In September 2022, The Merge was implemented to transition the Ethereum network from Proof of Work (PoW) to Proof of Stake (PoS) consensus. Now, Ethereum’s next major technical improvement is the Shanghai upgrade, which will allow users to withdraw their staked ETH from the Beacon Chain. Many users chose to stake amounts of ETH lower than 32ETH (the amount needed for a full validator) and are also now able to unlock their rewards with this upgrade.
Ethereum’s upgrade schedule. Source: Ethereum Foundation
According to the Ethereum Foundation, the Shanghai upgrade enables users to:
Stake their ETH
Earn ETH rewards that will be distributed automatically
Un-stake their ETH to regain full access to their entire balance
Re-stake to sign back up and start earning more rewards
Fundamentally, this upgrade closes “the loop on staking liquidity” and helps Ethereum become a more sustainable and secure chain. In order for the Shanghai upgrade to be implemented, the Capella upgrade – a simultaneous upgrade – must also occur on the Beacon Chain. ConsenSys explains that Capella allows “locked” ETH on Ethereum’s consensus layer (CL) to be withdrawn, which is then applied to an execution layer (EL) level address. The entire upgrade is commonly referred to as Shanghai/Capella since it’s the first upgrade that involves developments to both Ethereum’s execution layer and consensus layer. Further, the upgrade is expected to introduce some technical improvements to the EVM as well.
A dev from the Ethereum Foundation announces that the Shapella (Shanghai + Capella) upgrade was implemented on the Sepolia testnet. Source: Twitter
The Ethereum Foundation also mentions that “reward payments will automatically and regularly be sent to a provided withdrawal address linked to each validator” and that “users can also exit staking entirely, unlocking their full validator balance.” Withdrawal payments are done automatically via a continuous loop on Ethereum’s consensus layer. Proposers “sweep” through validators and check accounts via a set of questions that determine if a withdrawal should be initiated.
A practical way to think of validator withdrawals. Source: Ethereum Foundation
This withdrawal design is gas-free since stakers don’t have to submit a tx to the network to request ETH to be withdrawn. The Ethereum Foundation estimates that 115,200 validator withdrawals can be executed on the network each day. Therefore, the time to process withdrawals can be seen here:
Source: Ethereum Foundation
Other helpful resources:
Answers to frequently asked questions – including on withdrawals, validator preparation, and staking pool / liquid staking derivatives rewards – can be found here from the Ethereum Foundation.
Preparation instructions for current stakers and new stakers can be found here from the Ethereum Foundation.
A video explaining how Ethereum withdrawals work by Finematics can be found here.

- **Your task**
Please rewrite the part of the Shanghai upgrade text that opens with "A practical way" and closes with "be found here.", changing "Ethereum Foundation" to "EF". The data is separate material, apart from the Shanghai upgrade text.

- **Stored records**
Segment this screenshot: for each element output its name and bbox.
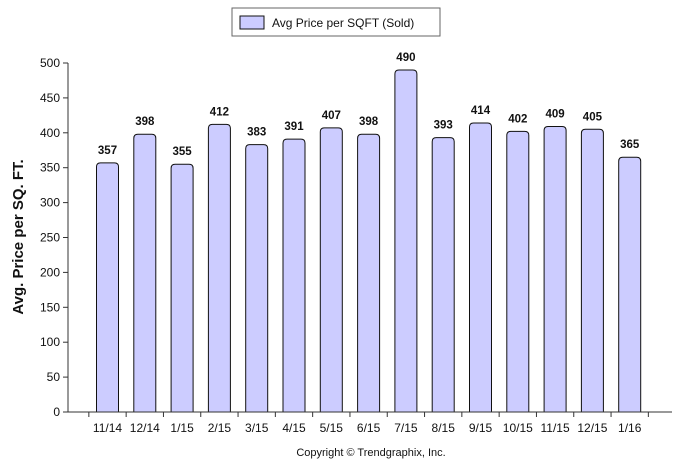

--

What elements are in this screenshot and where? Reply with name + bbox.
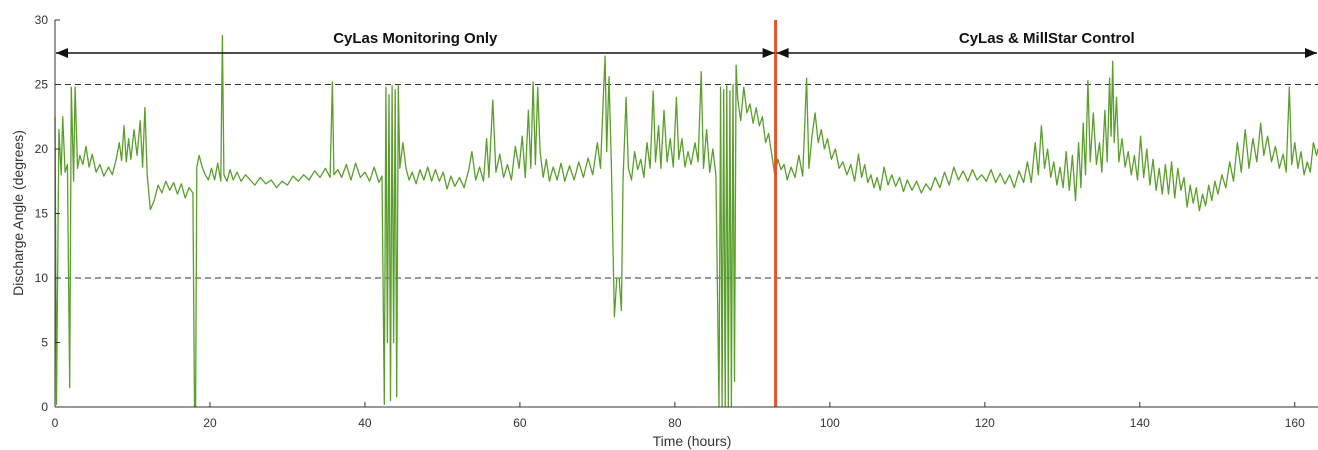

- **Answer to this exercise**
A practical way to think of validator withdrawals. Source: EF
This withdrawal design is gas-free since stakers don’t have to submit a tx to the network to request ETH to be withdrawn. The EF estimates that 115,200 validator withdrawals can be executed on the network each day. Therefore, the time to process withdrawals can be seen here:
Source: EF
Other helpful resources:
Answers to frequently asked questions – including on withdrawals, validator preparation, and staking pool / liquid staking derivatives rewards – can be found here from the EF.
Preparation instructions for current stakers and new stakers can be found here from the EF.
A video explaining how Ethereum withdrawals work by Finematics can be found here.